Begin WORKING DATA
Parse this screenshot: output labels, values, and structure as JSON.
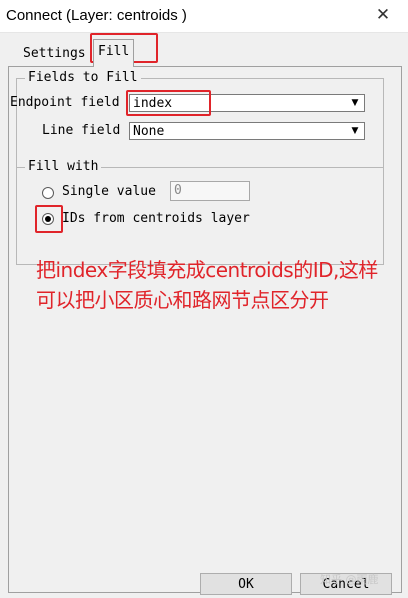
{
  "window": {
    "title": "Connect (Layer: centroids )",
    "close_glyph": "✕"
  },
  "tabs": [
    {
      "label": "Settings"
    },
    {
      "label": "Fill"
    }
  ],
  "fields_group": {
    "legend": "Fields to Fill",
    "endpoint_label": "Endpoint field",
    "endpoint_value": "index",
    "line_label": "Line field",
    "line_value": "None"
  },
  "fill_group": {
    "legend": "Fill with",
    "single_value_label": "Single value",
    "single_value": "0",
    "ids_label": "IDs from centroids layer"
  },
  "annotation": {
    "text": "把index字段填充成centroids的ID,这样可以把小区质心和路网节点区分开"
  },
  "buttons": {
    "ok": "OK",
    "cancel": "Cancel"
  },
  "watermark": "知乎 @雨鹿",
  "colors": {
    "annotation_red": "#e0242a",
    "dialog_bg": "#f0f0f0"
  }
}
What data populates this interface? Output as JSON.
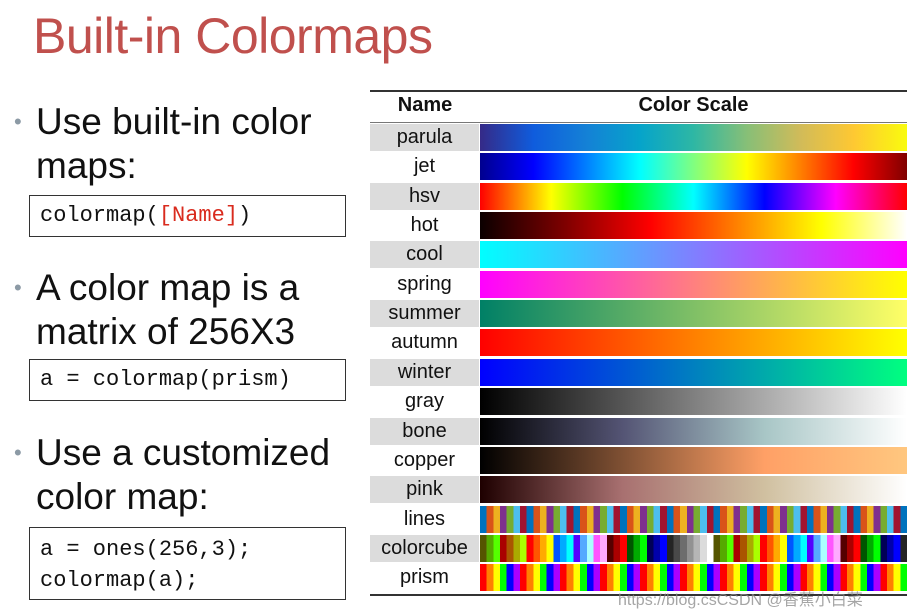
{
  "title": "Built-in Colormaps",
  "bullets": [
    {
      "lines": [
        "Use built-in color",
        "maps:"
      ]
    },
    {
      "lines": [
        "A color map is a",
        "matrix of 256X3"
      ]
    },
    {
      "lines": [
        "Use a customized",
        "color map:"
      ]
    }
  ],
  "code": {
    "block1_prefix": "colormap(",
    "block1_highlight": "[Name]",
    "block1_suffix": ")",
    "block2": "a = colormap(prism)",
    "block3_line1": "a = ones(256,3);",
    "block3_line2": "colormap(a);"
  },
  "table": {
    "header_name": "Name",
    "header_scale": "Color Scale",
    "rows": [
      {
        "name": "parula"
      },
      {
        "name": "jet"
      },
      {
        "name": "hsv"
      },
      {
        "name": "hot"
      },
      {
        "name": "cool"
      },
      {
        "name": "spring"
      },
      {
        "name": "summer"
      },
      {
        "name": "autumn"
      },
      {
        "name": "winter"
      },
      {
        "name": "gray"
      },
      {
        "name": "bone"
      },
      {
        "name": "copper"
      },
      {
        "name": "pink"
      },
      {
        "name": "lines"
      },
      {
        "name": "colorcube"
      },
      {
        "name": "prism"
      }
    ]
  },
  "watermark": "https://blog.csCSDN @香蕉小白菜"
}
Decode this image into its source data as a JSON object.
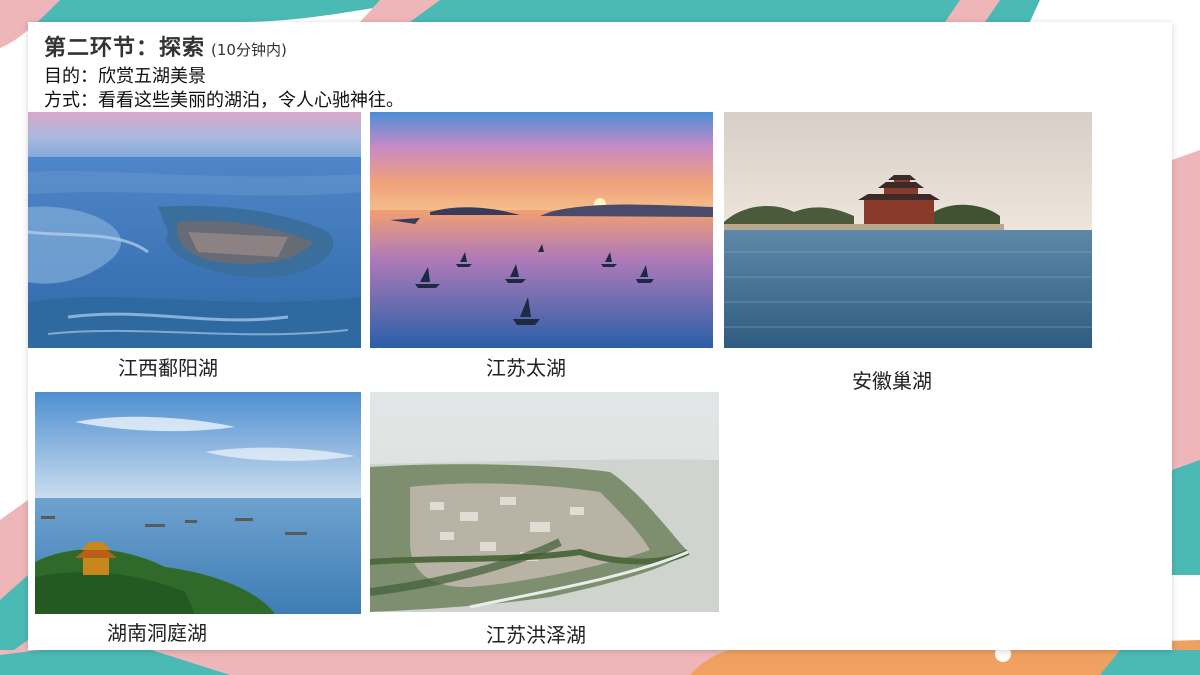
End WORKING DATA
— EXERCISE DETAILS —
Reproduce the listing word for word and omit its pictures.

— CORRECT OUTPUT —
Parse this screenshot: output labels, values, and structure as JSON.
{
  "window": {
    "title": "Connect (Layer: centroids )",
    "close_glyph": "✕"
  },
  "tabs": [
    {
      "label": "Settings"
    },
    {
      "label": "Fill"
    }
  ],
  "fields_group": {
    "legend": "Fields to Fill",
    "endpoint_label": "Endpoint field",
    "endpoint_value": "index",
    "line_label": "Line field",
    "line_value": "None"
  },
  "fill_group": {
    "legend": "Fill with",
    "single_value_label": "Single value",
    "single_value": "0",
    "ids_label": "IDs from centroids layer"
  },
  "annotation": {
    "text": "把index字段填充成centroids的ID,这样可以把小区质心和路网节点区分开"
  },
  "buttons": {
    "ok": "OK",
    "cancel": "Cancel"
  },
  "watermark": "知乎 @雨鹿",
  "colors": {
    "annotation_red": "#e0242a",
    "dialog_bg": "#f0f0f0"
  }
}
What data populates this interface? Output as JSON.
{
  "title": "Built-in Colormaps",
  "bullets": [
    {
      "lines": [
        "Use built-in color",
        "maps:"
      ]
    },
    {
      "lines": [
        "A color map is a",
        "matrix of 256X3"
      ]
    },
    {
      "lines": [
        "Use a customized",
        "color map:"
      ]
    }
  ],
  "code": {
    "block1_prefix": "colormap(",
    "block1_highlight": "[Name]",
    "block1_suffix": ")",
    "block2": "a = colormap(prism)",
    "block3_line1": "a = ones(256,3);",
    "block3_line2": "colormap(a);"
  },
  "table": {
    "header_name": "Name",
    "header_scale": "Color Scale",
    "rows": [
      {
        "name": "parula"
      },
      {
        "name": "jet"
      },
      {
        "name": "hsv"
      },
      {
        "name": "hot"
      },
      {
        "name": "cool"
      },
      {
        "name": "spring"
      },
      {
        "name": "summer"
      },
      {
        "name": "autumn"
      },
      {
        "name": "winter"
      },
      {
        "name": "gray"
      },
      {
        "name": "bone"
      },
      {
        "name": "copper"
      },
      {
        "name": "pink"
      },
      {
        "name": "lines"
      },
      {
        "name": "colorcube"
      },
      {
        "name": "prism"
      }
    ]
  },
  "watermark": "https://blog.csCSDN @香蕉小白菜"
}
Decode this image into its source data as a JSON object.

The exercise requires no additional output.